======== Data records

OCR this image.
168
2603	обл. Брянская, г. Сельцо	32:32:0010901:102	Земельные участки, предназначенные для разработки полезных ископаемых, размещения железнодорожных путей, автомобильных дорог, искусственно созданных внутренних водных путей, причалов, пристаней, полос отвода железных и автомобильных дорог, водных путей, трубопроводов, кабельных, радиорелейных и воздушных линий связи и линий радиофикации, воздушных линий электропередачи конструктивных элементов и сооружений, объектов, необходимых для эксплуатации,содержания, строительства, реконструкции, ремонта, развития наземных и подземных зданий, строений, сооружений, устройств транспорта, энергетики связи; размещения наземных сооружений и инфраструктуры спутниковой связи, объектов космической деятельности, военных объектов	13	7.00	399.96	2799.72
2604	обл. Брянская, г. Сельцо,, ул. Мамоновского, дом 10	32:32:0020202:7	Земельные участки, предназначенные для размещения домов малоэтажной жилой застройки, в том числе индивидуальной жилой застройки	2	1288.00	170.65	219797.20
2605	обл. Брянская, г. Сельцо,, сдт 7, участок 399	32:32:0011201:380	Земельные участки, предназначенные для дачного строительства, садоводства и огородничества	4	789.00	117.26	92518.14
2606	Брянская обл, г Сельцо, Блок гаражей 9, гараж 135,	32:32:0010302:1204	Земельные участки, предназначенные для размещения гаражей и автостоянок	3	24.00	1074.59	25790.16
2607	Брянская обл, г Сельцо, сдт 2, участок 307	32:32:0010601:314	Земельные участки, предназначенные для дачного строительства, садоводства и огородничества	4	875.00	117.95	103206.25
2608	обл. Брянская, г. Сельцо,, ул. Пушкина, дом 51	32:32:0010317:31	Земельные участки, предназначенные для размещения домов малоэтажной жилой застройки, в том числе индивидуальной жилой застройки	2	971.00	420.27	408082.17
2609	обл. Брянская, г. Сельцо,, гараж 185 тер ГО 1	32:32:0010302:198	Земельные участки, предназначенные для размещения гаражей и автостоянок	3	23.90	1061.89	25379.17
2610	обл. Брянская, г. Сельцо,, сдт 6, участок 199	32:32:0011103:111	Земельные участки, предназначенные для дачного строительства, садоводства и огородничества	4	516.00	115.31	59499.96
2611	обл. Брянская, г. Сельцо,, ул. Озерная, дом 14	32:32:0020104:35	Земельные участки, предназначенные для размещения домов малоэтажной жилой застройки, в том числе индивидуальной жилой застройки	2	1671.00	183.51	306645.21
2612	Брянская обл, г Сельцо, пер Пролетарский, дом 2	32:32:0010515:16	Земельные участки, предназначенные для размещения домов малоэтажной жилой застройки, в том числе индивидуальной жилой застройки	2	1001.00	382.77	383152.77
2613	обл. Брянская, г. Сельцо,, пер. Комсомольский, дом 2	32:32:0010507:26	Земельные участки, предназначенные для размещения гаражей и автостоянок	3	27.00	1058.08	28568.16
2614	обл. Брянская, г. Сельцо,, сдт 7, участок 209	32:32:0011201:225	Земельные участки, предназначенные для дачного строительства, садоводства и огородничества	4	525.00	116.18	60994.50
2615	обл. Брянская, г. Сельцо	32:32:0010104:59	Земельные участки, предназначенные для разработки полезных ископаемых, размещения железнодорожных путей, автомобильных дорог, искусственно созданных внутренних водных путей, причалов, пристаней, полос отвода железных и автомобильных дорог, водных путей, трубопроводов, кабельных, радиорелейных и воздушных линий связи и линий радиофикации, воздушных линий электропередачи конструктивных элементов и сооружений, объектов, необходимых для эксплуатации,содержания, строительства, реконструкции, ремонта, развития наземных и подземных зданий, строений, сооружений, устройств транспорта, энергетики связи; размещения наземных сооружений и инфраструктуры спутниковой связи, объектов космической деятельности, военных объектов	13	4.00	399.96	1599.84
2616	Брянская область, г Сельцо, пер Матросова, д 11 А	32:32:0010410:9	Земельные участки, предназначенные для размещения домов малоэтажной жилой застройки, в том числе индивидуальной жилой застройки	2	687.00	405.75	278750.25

================

_Prompt_
List the lines that contain the word "садоводства".

_Problem solution_
2605	обл. Брянская, г. Сельцо,, сдт 7, участок 399	32:32:0011201:380	Земельные участки, предназначенные для дачного строительства, садоводства и огородничества	4	789.00	117.26	92518.14
2607	Брянская обл, г Сельцо, сдт 2, участок 307	32:32:0010601:314	Земельные участки, предназначенные для дачного строительства, садоводства и огородничества	4	875.00	117.95	103206.25
2610	обл. Брянская, г. Сельцо,, сдт 6, участок 199	32:32:0011103:111	Земельные участки, предназначенные для дачного строительства, садоводства и огородничества	4	516.00	115.31	59499.96
2614	обл. Брянская, г. Сельцо,, сдт 7, участок 209	32:32:0011201:225	Земельные участки, предназначенные для дачного строительства, садоводства и огородничества	4	525.00	116.18	60994.50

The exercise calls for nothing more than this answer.